• [What you have to do]
Rewrite the records below with "Under-extracted" in place of every "Underdeveloped", leaving everything else as it is.
>> begin
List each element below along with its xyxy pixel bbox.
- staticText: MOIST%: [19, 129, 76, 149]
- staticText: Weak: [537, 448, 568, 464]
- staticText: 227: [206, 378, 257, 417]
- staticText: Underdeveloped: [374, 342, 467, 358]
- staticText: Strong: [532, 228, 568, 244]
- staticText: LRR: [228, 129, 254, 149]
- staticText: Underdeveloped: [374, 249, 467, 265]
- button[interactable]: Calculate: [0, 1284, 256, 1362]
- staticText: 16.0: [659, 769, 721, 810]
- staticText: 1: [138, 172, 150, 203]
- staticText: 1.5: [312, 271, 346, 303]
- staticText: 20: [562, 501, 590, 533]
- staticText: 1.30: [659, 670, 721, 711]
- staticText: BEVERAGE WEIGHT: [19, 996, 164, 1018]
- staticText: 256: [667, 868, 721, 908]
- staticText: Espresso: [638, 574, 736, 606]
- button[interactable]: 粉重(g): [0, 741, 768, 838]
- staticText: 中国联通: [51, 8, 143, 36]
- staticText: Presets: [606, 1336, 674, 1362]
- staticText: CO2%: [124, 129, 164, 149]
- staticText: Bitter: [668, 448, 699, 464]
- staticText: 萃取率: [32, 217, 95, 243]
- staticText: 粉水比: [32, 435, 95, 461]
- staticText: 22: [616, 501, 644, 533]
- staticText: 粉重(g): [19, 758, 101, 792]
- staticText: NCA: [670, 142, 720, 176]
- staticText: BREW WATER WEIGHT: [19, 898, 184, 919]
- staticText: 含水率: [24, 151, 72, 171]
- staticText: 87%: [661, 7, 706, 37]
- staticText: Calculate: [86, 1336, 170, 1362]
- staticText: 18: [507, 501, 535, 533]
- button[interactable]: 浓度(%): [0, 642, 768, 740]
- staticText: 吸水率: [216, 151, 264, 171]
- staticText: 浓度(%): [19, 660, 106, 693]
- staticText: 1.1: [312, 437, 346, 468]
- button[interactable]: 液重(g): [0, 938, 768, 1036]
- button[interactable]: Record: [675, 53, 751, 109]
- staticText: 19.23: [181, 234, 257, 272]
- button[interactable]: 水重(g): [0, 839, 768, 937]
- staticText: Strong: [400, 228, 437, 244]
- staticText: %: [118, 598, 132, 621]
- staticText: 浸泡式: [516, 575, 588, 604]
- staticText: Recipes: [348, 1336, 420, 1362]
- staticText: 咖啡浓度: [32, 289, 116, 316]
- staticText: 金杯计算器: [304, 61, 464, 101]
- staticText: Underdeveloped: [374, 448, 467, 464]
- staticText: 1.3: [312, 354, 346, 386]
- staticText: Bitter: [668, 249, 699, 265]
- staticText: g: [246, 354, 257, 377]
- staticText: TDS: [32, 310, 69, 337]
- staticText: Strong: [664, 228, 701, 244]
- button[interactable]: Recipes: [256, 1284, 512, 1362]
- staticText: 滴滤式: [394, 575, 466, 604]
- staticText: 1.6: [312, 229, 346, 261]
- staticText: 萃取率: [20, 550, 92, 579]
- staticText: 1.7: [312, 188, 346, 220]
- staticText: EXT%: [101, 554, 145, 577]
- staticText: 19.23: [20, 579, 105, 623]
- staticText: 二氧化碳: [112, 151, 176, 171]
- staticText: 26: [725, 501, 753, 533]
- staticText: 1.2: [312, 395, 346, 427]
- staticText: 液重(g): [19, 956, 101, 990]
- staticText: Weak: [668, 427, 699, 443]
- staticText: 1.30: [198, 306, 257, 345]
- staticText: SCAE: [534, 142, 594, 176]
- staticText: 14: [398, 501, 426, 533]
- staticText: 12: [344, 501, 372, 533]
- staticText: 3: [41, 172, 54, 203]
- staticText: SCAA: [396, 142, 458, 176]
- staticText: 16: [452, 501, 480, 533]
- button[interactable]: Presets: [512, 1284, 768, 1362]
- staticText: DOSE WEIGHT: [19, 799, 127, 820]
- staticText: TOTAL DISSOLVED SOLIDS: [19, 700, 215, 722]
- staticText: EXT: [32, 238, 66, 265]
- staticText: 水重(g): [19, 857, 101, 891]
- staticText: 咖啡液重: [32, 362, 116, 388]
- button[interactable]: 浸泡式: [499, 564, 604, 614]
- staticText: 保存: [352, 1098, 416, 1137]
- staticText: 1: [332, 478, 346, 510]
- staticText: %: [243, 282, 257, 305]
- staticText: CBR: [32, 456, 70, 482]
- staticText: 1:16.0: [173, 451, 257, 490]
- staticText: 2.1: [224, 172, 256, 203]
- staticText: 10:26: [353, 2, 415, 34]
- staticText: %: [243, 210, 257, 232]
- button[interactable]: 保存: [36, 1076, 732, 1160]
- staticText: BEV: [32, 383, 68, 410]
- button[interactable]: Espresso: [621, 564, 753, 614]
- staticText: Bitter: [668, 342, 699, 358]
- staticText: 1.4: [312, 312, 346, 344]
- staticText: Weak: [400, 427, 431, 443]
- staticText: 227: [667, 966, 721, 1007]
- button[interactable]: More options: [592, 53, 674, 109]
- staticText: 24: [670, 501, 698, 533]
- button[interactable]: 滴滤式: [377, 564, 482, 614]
>> end
• [Response for this exercise]
List each element below along with its xyxy pixel bbox.
- staticText: MOIST%: [19, 129, 76, 149]
- staticText: Weak: [537, 448, 568, 464]
- staticText: 227: [206, 378, 257, 417]
- staticText: Under-extracted: [374, 342, 467, 358]
- staticText: Strong: [532, 228, 568, 244]
- staticText: LRR: [228, 129, 254, 149]
- staticText: Under-extracted: [374, 249, 467, 265]
- button[interactable]: Calculate: [0, 1284, 256, 1362]
- staticText: 16.0: [659, 769, 721, 810]
- staticText: 1: [138, 172, 150, 203]
- staticText: 1.5: [312, 271, 346, 303]
- staticText: 20: [562, 501, 590, 533]
- staticText: 1.30: [659, 670, 721, 711]
- staticText: BEVERAGE WEIGHT: [19, 996, 164, 1018]
- staticText: 256: [667, 868, 721, 908]
- staticText: Espresso: [638, 574, 736, 606]
- button[interactable]: 粉重(g): [0, 741, 768, 838]
- staticText: 中国联通: [51, 8, 143, 36]
- staticText: Presets: [606, 1336, 674, 1362]
- staticText: CO2%: [124, 129, 164, 149]
- staticText: Bitter: [668, 448, 699, 464]
- staticText: 萃取率: [32, 217, 95, 243]
- staticText: 粉水比: [32, 435, 95, 461]
- staticText: 22: [616, 501, 644, 533]
- staticText: 粉重(g): [19, 758, 101, 792]
- staticText: NCA: [670, 142, 720, 176]
- staticText: BREW WATER WEIGHT: [19, 898, 184, 919]
- staticText: 含水率: [24, 151, 72, 171]
- staticText: 87%: [661, 7, 706, 37]
- staticText: Calculate: [86, 1336, 170, 1362]
- staticText: 18: [507, 501, 535, 533]
- button[interactable]: 浓度(%): [0, 642, 768, 740]
- staticText: 吸水率: [216, 151, 264, 171]
- staticText: 浓度(%): [19, 660, 106, 693]
- staticText: 1.1: [312, 437, 346, 468]
- button[interactable]: 液重(g): [0, 938, 768, 1036]
- button[interactable]: Record: [675, 53, 751, 109]
- staticText: 19.23: [181, 234, 257, 272]
- button[interactable]: 水重(g): [0, 839, 768, 937]
- staticText: Strong: [400, 228, 437, 244]
- staticText: %: [118, 598, 132, 621]
- staticText: 浸泡式: [516, 575, 588, 604]
- staticText: Recipes: [348, 1336, 420, 1362]
- staticText: 咖啡浓度: [32, 289, 116, 316]
- staticText: 金杯计算器: [304, 61, 464, 101]
- staticText: Under-extracted: [374, 448, 467, 464]
- staticText: 1.3: [312, 354, 346, 386]
- staticText: Bitter: [668, 249, 699, 265]
- staticText: g: [246, 354, 257, 377]
- staticText: TDS: [32, 310, 69, 337]
- staticText: Strong: [664, 228, 701, 244]
- button[interactable]: Recipes: [256, 1284, 512, 1362]
- staticText: 滴滤式: [394, 575, 466, 604]
- staticText: 1.6: [312, 229, 346, 261]
- staticText: 萃取率: [20, 550, 92, 579]
- staticText: 1.7: [312, 188, 346, 220]
- staticText: EXT%: [101, 554, 145, 577]
- staticText: 19.23: [20, 579, 105, 623]
- staticText: 二氧化碳: [112, 151, 176, 171]
- staticText: 26: [725, 501, 753, 533]
- staticText: 1.2: [312, 395, 346, 427]
- staticText: 液重(g): [19, 956, 101, 990]
- staticText: Weak: [668, 427, 699, 443]
- staticText: 1.30: [198, 306, 257, 345]
- staticText: SCAE: [534, 142, 594, 176]
- staticText: 14: [398, 501, 426, 533]
- staticText: 12: [344, 501, 372, 533]
- staticText: 3: [41, 172, 54, 203]
- staticText: SCAA: [396, 142, 458, 176]
- staticText: 16: [452, 501, 480, 533]
- button[interactable]: Presets: [512, 1284, 768, 1362]
- staticText: DOSE WEIGHT: [19, 799, 127, 820]
- staticText: TOTAL DISSOLVED SOLIDS: [19, 700, 215, 722]
- staticText: EXT: [32, 238, 66, 265]
- staticText: 水重(g): [19, 857, 101, 891]
- staticText: 咖啡液重: [32, 362, 116, 388]
- button[interactable]: 浸泡式: [499, 564, 604, 614]
- staticText: 保存: [352, 1098, 416, 1137]
- staticText: 1: [332, 478, 346, 510]
- staticText: %: [243, 282, 257, 305]
- staticText: CBR: [32, 456, 70, 482]
- staticText: 1:16.0: [173, 451, 257, 490]
- staticText: 2.1: [224, 172, 256, 203]
- staticText: 10:26: [353, 2, 415, 34]
- staticText: %: [243, 210, 257, 232]
- button[interactable]: 保存: [36, 1076, 732, 1160]
- staticText: BEV: [32, 383, 68, 410]
- button[interactable]: Espresso: [621, 564, 753, 614]
- staticText: Bitter: [668, 342, 699, 358]
- staticText: 1.4: [312, 312, 346, 344]
- staticText: Weak: [400, 427, 431, 443]
- staticText: 227: [667, 966, 721, 1007]
- button[interactable]: More options: [592, 53, 674, 109]
- staticText: 24: [670, 501, 698, 533]
- button[interactable]: 滴滤式: [377, 564, 482, 614]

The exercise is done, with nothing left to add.